■ Exercise aim
Retype the entries verbatim, beginning with the first line and ending with the line containing "x-tick-label: ago-15 [870, 465, 888, 523]", that line included.

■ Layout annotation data

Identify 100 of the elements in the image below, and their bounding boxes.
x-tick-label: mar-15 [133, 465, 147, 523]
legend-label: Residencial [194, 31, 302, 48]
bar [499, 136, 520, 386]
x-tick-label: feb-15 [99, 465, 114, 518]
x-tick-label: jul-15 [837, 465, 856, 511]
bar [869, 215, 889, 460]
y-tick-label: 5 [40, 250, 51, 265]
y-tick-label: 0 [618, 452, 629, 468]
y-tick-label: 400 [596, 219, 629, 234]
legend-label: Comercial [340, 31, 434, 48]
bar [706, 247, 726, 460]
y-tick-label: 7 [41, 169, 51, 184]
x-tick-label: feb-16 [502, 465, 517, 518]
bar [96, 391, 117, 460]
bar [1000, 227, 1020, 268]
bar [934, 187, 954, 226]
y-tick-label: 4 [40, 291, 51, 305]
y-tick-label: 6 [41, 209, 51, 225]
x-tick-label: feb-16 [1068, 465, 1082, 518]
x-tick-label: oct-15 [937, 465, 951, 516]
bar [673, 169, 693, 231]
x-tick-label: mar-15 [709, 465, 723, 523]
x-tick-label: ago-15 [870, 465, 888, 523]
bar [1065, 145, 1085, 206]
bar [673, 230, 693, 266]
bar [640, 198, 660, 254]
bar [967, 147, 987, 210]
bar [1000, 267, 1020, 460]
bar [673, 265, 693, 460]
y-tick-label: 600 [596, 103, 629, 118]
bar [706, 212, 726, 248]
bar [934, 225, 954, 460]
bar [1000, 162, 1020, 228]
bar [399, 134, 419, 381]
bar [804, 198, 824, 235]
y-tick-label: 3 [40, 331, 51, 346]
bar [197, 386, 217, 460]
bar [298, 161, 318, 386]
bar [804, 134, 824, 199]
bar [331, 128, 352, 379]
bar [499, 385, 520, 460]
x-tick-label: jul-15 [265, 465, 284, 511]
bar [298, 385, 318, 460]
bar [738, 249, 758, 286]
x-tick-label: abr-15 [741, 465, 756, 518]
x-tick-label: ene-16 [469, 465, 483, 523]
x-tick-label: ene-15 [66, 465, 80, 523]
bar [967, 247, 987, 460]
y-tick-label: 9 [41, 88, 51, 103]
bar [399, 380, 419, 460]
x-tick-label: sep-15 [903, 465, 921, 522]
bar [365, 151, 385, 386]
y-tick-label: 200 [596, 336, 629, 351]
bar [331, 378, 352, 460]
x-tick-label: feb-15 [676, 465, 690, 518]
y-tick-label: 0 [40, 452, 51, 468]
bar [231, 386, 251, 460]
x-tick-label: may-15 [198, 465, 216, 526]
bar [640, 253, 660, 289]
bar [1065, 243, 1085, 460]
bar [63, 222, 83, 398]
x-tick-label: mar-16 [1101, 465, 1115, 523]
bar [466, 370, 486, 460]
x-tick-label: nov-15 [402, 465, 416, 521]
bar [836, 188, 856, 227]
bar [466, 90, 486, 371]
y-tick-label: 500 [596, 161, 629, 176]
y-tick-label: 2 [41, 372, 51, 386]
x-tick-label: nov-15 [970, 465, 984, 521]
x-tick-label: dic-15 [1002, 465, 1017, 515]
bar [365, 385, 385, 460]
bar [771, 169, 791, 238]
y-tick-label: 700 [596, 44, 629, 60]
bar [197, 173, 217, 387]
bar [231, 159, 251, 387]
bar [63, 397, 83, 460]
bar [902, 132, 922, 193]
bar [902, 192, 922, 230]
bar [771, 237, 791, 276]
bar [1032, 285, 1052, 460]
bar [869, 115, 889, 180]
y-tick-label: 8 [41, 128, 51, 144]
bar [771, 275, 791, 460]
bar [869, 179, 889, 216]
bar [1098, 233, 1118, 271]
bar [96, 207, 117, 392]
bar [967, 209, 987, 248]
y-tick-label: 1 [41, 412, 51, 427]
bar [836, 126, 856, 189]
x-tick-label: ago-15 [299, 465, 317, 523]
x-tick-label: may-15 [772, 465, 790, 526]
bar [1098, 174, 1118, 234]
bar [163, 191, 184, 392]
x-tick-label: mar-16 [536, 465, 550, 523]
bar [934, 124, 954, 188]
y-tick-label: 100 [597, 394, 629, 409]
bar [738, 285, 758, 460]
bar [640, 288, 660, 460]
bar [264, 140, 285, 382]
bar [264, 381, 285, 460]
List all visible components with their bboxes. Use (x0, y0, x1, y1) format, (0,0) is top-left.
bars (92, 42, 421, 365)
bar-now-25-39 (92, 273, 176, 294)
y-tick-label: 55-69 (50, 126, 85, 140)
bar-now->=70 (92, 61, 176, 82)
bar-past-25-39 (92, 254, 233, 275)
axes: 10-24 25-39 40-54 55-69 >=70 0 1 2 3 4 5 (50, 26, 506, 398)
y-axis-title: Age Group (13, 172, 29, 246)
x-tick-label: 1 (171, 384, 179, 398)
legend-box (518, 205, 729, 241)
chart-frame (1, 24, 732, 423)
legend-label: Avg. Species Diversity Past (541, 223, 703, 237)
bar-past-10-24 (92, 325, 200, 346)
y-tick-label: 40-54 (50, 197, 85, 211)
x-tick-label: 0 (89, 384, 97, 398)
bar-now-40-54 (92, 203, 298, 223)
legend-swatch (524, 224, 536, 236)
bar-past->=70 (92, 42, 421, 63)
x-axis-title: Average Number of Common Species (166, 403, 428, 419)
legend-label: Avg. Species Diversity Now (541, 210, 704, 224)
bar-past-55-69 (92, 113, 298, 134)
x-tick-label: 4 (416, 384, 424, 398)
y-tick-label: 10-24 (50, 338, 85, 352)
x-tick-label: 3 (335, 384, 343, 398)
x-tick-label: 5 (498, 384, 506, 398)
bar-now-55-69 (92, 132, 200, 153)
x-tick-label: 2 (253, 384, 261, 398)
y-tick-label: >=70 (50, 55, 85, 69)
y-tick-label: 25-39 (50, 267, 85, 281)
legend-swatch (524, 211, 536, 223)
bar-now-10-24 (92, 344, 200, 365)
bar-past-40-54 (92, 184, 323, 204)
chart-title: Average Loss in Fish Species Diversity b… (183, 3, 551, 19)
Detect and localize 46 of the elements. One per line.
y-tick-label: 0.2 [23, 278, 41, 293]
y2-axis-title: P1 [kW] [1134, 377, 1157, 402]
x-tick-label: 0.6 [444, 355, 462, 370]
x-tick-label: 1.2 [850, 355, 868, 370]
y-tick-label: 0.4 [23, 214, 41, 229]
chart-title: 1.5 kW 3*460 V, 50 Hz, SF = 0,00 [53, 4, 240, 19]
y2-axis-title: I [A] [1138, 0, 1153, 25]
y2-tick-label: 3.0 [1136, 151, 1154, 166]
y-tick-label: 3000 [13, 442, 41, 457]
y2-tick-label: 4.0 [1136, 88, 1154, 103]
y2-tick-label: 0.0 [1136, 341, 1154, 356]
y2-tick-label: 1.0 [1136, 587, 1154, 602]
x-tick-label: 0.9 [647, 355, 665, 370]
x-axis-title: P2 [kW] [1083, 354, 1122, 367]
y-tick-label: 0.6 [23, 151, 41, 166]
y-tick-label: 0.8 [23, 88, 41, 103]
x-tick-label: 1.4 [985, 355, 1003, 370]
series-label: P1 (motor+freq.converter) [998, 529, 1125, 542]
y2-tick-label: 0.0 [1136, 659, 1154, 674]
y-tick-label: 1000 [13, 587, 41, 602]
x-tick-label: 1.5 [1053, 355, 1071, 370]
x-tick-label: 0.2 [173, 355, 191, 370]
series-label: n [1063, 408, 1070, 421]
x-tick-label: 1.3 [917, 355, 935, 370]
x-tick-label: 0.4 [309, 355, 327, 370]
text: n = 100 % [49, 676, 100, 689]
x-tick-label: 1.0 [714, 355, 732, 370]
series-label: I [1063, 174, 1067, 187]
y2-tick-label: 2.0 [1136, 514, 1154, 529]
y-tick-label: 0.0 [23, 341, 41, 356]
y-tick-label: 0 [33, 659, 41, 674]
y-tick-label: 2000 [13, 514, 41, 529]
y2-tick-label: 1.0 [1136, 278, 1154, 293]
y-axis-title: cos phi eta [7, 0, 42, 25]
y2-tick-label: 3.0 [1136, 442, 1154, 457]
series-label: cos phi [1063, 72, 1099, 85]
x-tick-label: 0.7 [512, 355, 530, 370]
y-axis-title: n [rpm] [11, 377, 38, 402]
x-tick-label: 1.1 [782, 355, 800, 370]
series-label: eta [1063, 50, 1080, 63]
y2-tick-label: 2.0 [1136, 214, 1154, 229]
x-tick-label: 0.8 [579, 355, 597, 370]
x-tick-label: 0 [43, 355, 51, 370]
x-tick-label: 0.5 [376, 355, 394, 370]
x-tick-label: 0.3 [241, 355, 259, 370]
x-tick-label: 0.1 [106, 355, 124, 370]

■ Correct response
Identify 100 of the elements in the image below, and their bounding boxes.
x-tick-label: mar-15 [133, 465, 147, 523]
legend-label: Residencial [194, 31, 302, 48]
bar [499, 136, 520, 386]
x-tick-label: feb-15 [99, 465, 114, 518]
x-tick-label: jul-15 [837, 465, 856, 511]
bar [869, 215, 889, 460]
y-tick-label: 5 [40, 250, 51, 265]
y-tick-label: 0 [618, 452, 629, 468]
y-tick-label: 400 [596, 219, 629, 234]
legend-label: Comercial [340, 31, 434, 48]
bar [706, 247, 726, 460]
y-tick-label: 7 [41, 169, 51, 184]
x-tick-label: feb-16 [502, 465, 517, 518]
bar [96, 391, 117, 460]
bar [1000, 227, 1020, 268]
bar [934, 187, 954, 226]
y-tick-label: 4 [40, 291, 51, 305]
y-tick-label: 6 [41, 209, 51, 225]
x-tick-label: feb-16 [1068, 465, 1082, 518]
x-tick-label: oct-15 [937, 465, 951, 516]
bar [673, 169, 693, 231]
x-tick-label: mar-15 [709, 465, 723, 523]
x-tick-label: ago-15 [870, 465, 888, 523]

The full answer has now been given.